WHAT IS ASKED: Search the data for the string "swatch" and gather each line it is in.

#### TASK MATERIAL

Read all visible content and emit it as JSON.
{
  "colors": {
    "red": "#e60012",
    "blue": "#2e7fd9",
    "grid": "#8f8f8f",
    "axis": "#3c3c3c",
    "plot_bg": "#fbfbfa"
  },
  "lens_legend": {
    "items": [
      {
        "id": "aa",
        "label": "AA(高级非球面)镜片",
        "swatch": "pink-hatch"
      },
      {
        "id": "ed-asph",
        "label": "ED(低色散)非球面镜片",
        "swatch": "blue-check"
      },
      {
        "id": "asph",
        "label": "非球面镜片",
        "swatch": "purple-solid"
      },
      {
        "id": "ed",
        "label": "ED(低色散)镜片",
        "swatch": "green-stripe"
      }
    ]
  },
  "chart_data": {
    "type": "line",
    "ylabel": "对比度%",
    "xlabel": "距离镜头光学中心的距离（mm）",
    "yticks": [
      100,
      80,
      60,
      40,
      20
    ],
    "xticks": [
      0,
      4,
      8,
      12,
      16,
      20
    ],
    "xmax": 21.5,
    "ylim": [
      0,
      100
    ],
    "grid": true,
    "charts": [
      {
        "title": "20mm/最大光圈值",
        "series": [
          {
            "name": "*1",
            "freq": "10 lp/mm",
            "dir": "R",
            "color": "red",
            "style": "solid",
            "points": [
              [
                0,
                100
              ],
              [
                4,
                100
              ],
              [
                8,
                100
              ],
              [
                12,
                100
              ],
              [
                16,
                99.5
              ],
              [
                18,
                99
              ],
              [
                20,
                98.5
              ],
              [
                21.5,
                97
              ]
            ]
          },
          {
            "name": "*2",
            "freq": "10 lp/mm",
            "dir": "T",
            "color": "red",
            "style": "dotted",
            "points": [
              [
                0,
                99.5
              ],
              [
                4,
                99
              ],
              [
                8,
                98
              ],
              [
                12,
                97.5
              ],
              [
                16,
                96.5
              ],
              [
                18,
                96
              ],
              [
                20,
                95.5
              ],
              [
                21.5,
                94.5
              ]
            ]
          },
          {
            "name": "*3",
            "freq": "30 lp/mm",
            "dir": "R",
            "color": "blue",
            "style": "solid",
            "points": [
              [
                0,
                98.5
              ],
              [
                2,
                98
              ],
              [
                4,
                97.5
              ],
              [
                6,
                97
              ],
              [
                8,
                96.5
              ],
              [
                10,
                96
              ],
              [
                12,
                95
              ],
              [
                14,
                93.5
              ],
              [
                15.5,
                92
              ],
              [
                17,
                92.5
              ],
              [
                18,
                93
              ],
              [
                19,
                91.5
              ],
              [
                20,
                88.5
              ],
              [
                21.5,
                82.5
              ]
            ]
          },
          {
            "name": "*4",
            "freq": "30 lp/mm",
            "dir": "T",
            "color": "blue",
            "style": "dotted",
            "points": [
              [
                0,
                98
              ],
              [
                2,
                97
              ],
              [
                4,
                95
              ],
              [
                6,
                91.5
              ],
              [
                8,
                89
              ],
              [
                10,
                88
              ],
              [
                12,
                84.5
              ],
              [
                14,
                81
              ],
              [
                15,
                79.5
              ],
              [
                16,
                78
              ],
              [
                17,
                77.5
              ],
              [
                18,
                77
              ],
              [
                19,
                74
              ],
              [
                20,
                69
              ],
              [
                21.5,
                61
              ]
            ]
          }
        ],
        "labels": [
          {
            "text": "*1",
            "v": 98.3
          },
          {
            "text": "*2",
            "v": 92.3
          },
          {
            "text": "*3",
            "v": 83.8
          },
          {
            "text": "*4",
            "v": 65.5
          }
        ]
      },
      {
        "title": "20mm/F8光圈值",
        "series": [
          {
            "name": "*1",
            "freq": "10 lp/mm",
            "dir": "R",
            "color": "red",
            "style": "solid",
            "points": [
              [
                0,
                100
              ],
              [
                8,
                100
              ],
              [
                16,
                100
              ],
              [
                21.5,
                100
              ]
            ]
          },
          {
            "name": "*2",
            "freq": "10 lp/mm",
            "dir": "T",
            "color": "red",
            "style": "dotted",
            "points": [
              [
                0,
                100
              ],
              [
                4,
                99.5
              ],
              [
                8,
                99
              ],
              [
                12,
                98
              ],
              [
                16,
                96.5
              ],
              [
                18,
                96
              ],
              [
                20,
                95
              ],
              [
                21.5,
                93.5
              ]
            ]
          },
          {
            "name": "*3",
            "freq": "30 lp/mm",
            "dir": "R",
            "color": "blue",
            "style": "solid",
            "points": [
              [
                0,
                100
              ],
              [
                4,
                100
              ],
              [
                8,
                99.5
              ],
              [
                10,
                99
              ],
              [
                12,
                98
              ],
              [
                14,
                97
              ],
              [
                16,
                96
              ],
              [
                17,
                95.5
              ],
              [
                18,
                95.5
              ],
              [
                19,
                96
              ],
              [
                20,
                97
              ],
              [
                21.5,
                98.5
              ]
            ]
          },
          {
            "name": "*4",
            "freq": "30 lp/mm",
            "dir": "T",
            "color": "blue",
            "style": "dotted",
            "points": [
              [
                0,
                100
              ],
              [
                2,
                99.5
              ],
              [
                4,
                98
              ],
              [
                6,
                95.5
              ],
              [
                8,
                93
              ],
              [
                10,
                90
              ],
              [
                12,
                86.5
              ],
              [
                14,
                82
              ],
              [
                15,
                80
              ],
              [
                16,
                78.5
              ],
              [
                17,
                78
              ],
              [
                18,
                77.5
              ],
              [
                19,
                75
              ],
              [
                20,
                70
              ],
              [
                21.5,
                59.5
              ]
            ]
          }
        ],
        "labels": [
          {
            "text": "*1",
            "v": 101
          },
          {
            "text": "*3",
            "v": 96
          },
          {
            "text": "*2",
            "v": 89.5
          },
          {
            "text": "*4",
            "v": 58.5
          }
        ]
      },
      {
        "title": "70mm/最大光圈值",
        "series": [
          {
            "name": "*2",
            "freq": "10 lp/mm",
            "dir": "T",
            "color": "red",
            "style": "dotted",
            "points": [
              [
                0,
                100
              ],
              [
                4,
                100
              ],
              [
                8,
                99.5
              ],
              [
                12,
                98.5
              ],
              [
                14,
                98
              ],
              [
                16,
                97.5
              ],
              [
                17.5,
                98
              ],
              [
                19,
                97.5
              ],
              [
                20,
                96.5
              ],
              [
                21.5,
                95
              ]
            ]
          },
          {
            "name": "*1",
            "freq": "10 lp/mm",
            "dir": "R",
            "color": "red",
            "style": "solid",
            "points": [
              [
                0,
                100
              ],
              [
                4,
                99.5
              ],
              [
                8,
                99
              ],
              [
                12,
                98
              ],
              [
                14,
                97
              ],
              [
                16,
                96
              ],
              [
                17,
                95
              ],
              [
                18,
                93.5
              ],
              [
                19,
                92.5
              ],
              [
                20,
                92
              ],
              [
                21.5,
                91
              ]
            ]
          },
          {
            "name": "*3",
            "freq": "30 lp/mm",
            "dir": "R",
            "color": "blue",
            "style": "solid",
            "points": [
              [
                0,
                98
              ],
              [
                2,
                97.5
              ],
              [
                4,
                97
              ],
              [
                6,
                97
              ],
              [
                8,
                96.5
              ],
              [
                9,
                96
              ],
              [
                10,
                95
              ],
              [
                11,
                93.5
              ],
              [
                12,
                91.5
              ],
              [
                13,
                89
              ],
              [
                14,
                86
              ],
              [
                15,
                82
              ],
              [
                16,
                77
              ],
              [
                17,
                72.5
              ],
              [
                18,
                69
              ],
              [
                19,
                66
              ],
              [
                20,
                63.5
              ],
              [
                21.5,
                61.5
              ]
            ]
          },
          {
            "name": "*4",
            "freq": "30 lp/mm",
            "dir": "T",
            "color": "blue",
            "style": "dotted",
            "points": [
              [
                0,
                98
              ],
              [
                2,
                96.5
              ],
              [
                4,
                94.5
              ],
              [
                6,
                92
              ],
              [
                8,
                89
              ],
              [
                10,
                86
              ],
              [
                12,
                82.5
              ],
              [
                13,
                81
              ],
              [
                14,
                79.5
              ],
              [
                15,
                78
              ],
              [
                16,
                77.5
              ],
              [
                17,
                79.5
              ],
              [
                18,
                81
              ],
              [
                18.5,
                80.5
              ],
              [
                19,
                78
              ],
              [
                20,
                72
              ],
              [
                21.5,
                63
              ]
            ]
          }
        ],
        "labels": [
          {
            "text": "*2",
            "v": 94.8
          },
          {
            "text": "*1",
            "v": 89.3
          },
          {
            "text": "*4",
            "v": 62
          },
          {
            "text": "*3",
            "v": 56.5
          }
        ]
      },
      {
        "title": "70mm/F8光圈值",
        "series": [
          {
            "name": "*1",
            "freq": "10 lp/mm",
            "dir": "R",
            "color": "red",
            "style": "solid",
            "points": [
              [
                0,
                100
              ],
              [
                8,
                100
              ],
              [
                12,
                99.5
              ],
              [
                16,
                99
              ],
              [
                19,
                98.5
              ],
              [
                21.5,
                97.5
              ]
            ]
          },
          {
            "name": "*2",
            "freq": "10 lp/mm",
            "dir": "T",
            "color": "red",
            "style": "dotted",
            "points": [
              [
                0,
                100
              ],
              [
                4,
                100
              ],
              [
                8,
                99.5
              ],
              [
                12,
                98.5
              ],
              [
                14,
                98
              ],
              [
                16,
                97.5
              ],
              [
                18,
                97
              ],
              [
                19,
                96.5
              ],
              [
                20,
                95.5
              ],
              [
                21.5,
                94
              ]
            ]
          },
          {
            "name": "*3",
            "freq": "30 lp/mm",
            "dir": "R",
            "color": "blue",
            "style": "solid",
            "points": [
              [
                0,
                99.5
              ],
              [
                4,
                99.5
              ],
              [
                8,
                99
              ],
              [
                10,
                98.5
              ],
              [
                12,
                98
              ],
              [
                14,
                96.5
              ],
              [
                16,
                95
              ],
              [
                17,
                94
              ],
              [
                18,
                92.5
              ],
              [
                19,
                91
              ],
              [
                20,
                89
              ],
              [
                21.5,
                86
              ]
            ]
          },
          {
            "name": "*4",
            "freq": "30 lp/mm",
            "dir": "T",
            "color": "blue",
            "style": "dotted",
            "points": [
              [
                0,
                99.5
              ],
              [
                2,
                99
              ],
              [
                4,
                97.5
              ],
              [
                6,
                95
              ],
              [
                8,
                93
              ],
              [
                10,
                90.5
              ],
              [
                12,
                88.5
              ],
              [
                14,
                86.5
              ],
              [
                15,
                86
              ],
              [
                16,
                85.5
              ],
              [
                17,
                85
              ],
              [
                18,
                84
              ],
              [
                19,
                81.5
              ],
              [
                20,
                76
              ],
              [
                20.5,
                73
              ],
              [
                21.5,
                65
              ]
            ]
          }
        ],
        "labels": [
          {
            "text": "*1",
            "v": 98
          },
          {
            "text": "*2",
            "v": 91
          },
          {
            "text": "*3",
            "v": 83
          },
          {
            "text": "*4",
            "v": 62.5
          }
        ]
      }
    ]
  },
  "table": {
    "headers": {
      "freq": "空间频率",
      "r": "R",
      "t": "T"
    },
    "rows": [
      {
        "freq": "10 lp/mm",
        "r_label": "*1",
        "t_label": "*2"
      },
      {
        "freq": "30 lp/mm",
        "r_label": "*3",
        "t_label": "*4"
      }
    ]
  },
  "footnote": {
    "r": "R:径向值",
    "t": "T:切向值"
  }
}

########

SOLUTION FOR THIS EXERCISE:
        "swatch": "pink-hatch"
        "swatch": "blue-check"
        "swatch": "purple-solid"
        "swatch": "green-stripe"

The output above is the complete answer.